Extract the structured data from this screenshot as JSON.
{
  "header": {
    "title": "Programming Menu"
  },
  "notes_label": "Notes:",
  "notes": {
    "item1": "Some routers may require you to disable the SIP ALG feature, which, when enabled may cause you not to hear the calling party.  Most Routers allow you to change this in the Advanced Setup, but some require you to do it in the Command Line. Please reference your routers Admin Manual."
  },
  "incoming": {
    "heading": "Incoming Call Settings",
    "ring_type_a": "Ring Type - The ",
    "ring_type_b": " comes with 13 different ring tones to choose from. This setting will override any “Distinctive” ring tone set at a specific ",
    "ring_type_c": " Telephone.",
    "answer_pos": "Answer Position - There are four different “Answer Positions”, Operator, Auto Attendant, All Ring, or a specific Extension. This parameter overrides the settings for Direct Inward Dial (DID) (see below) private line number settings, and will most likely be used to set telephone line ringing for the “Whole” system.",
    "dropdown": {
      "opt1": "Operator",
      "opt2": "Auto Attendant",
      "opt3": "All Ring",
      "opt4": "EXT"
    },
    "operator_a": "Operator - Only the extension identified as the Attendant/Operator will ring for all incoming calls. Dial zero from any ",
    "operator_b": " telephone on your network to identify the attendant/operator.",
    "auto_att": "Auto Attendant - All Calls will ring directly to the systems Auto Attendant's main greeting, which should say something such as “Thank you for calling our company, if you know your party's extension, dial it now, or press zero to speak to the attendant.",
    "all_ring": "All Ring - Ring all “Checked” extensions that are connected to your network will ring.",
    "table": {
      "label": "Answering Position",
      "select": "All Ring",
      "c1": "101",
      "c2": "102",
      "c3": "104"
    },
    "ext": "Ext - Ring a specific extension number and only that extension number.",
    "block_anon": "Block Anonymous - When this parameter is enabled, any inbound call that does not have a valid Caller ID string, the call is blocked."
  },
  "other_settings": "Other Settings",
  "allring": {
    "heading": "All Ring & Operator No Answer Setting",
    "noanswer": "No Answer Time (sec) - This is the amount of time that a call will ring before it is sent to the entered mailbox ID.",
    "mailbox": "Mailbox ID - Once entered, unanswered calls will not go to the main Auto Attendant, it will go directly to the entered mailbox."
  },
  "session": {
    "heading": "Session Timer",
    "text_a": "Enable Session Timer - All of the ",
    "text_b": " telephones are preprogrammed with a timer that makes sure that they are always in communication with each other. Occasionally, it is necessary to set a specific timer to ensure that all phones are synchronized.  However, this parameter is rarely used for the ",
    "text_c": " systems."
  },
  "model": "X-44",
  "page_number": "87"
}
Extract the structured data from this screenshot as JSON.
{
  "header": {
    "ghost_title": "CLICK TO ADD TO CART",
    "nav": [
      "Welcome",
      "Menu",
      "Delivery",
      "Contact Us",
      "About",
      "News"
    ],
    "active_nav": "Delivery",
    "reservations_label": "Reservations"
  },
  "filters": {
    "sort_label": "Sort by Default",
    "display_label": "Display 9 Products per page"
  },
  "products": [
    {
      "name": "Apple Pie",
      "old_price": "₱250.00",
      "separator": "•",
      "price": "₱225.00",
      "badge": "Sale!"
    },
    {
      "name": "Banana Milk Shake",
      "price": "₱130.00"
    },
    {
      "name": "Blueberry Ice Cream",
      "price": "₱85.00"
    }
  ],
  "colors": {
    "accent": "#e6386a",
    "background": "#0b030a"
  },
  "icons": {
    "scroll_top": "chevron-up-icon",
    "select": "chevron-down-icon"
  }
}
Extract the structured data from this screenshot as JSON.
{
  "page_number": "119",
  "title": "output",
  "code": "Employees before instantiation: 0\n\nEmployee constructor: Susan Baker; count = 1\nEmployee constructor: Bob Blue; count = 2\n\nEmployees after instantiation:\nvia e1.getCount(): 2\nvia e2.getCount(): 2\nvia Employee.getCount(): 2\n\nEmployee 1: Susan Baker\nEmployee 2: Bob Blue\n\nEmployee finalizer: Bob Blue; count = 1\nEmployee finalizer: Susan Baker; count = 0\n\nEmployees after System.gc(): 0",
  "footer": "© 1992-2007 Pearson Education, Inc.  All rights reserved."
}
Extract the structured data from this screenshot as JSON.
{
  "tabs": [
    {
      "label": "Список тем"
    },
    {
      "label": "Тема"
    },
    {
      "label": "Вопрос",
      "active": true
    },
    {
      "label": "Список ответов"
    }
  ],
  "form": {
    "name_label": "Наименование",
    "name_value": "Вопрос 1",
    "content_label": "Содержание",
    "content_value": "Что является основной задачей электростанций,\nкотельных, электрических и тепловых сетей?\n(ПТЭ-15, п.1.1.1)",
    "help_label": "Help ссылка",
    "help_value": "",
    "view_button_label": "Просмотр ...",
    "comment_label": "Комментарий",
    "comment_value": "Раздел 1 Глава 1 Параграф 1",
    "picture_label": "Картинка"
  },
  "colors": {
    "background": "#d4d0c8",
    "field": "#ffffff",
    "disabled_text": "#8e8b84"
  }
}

────────────────

Working from the material above, retype it in its entirety without change.

Full solution =>
Extract the structured data from this screenshot as JSON.
{
  "header": {
    "title": "Programming Menu"
  },
  "notes_label": "Notes:",
  "notes": {
    "item1": "Some routers may require you to disable the SIP ALG feature, which, when enabled may cause you not to hear the calling party.  Most Routers allow you to change this in the Advanced Setup, but some require you to do it in the Command Line. Please reference your routers Admin Manual."
  },
  "incoming": {
    "heading": "Incoming Call Settings",
    "ring_type_a": "Ring Type - The ",
    "ring_type_b": " comes with 13 different ring tones to choose from. This setting will override any “Distinctive” ring tone set at a specific ",
    "ring_type_c": " Telephone.",
    "answer_pos": "Answer Position - There are four different “Answer Positions”, Operator, Auto Attendant, All Ring, or a specific Extension. This parameter overrides the settings for Direct Inward Dial (DID) (see below) private line number settings, and will most likely be used to set telephone line ringing for the “Whole” system.",
    "dropdown": {
      "opt1": "Operator",
      "opt2": "Auto Attendant",
      "opt3": "All Ring",
      "opt4": "EXT"
    },
    "operator_a": "Operator - Only the extension identified as the Attendant/Operator will ring for all incoming calls. Dial zero from any ",
    "operator_b": " telephone on your network to identify the attendant/operator.",
    "auto_att": "Auto Attendant - All Calls will ring directly to the systems Auto Attendant's main greeting, which should say something such as “Thank you for calling our company, if you know your party's extension, dial it now, or press zero to speak to the attendant.",
    "all_ring": "All Ring - Ring all “Checked” extensions that are connected to your network will ring.",
    "table": {
      "label": "Answering Position",
      "select": "All Ring",
      "c1": "101",
      "c2": "102",
      "c3": "104"
    },
    "ext": "Ext - Ring a specific extension number and only that extension number.",
    "block_anon": "Block Anonymous - When this parameter is enabled, any inbound call that does not have a valid Caller ID string, the call is blocked."
  },
  "other_settings": "Other Settings",
  "allring": {
    "heading": "All Ring & Operator No Answer Setting",
    "noanswer": "No Answer Time (sec) - This is the amount of time that a call will ring before it is sent to the entered mailbox ID.",
    "mailbox": "Mailbox ID - Once entered, unanswered calls will not go to the main Auto Attendant, it will go directly to the entered mailbox."
  },
  "session": {
    "heading": "Session Timer",
    "text_a": "Enable Session Timer - All of the ",
    "text_b": " telephones are preprogrammed with a timer that makes sure that they are always in communication with each other. Occasionally, it is necessary to set a specific timer to ensure that all phones are synchronized.  However, this parameter is rarely used for the ",
    "text_c": " systems."
  },
  "model": "X-44",
  "page_number": "87"
}
Extract the structured data from this screenshot as JSON.
{
  "header": {
    "ghost_title": "CLICK TO ADD TO CART",
    "nav": [
      "Welcome",
      "Menu",
      "Delivery",
      "Contact Us",
      "About",
      "News"
    ],
    "active_nav": "Delivery",
    "reservations_label": "Reservations"
  },
  "filters": {
    "sort_label": "Sort by Default",
    "display_label": "Display 9 Products per page"
  },
  "products": [
    {
      "name": "Apple Pie",
      "old_price": "₱250.00",
      "separator": "•",
      "price": "₱225.00",
      "badge": "Sale!"
    },
    {
      "name": "Banana Milk Shake",
      "price": "₱130.00"
    },
    {
      "name": "Blueberry Ice Cream",
      "price": "₱85.00"
    }
  ],
  "colors": {
    "accent": "#e6386a",
    "background": "#0b030a"
  },
  "icons": {
    "scroll_top": "chevron-up-icon",
    "select": "chevron-down-icon"
  }
}
Extract the structured data from this screenshot as JSON.
{
  "page_number": "119",
  "title": "output",
  "code": "Employees before instantiation: 0\n\nEmployee constructor: Susan Baker; count = 1\nEmployee constructor: Bob Blue; count = 2\n\nEmployees after instantiation:\nvia e1.getCount(): 2\nvia e2.getCount(): 2\nvia Employee.getCount(): 2\n\nEmployee 1: Susan Baker\nEmployee 2: Bob Blue\n\nEmployee finalizer: Bob Blue; count = 1\nEmployee finalizer: Susan Baker; count = 0\n\nEmployees after System.gc(): 0",
  "footer": "© 1992-2007 Pearson Education, Inc.  All rights reserved."
}
Extract the structured data from this screenshot as JSON.
{
  "tabs": [
    {
      "label": "Список тем"
    },
    {
      "label": "Тема"
    },
    {
      "label": "Вопрос",
      "active": true
    },
    {
      "label": "Список ответов"
    }
  ],
  "form": {
    "name_label": "Наименование",
    "name_value": "Вопрос 1",
    "content_label": "Содержание",
    "content_value": "Что является основной задачей электростанций,\nкотельных, электрических и тепловых сетей?\n(ПТЭ-15, п.1.1.1)",
    "help_label": "Help ссылка",
    "help_value": "",
    "view_button_label": "Просмотр ...",
    "comment_label": "Комментарий",
    "comment_value": "Раздел 1 Глава 1 Параграф 1",
    "picture_label": "Картинка"
  },
  "colors": {
    "background": "#d4d0c8",
    "field": "#ffffff",
    "disabled_text": "#8e8b84"
  }
}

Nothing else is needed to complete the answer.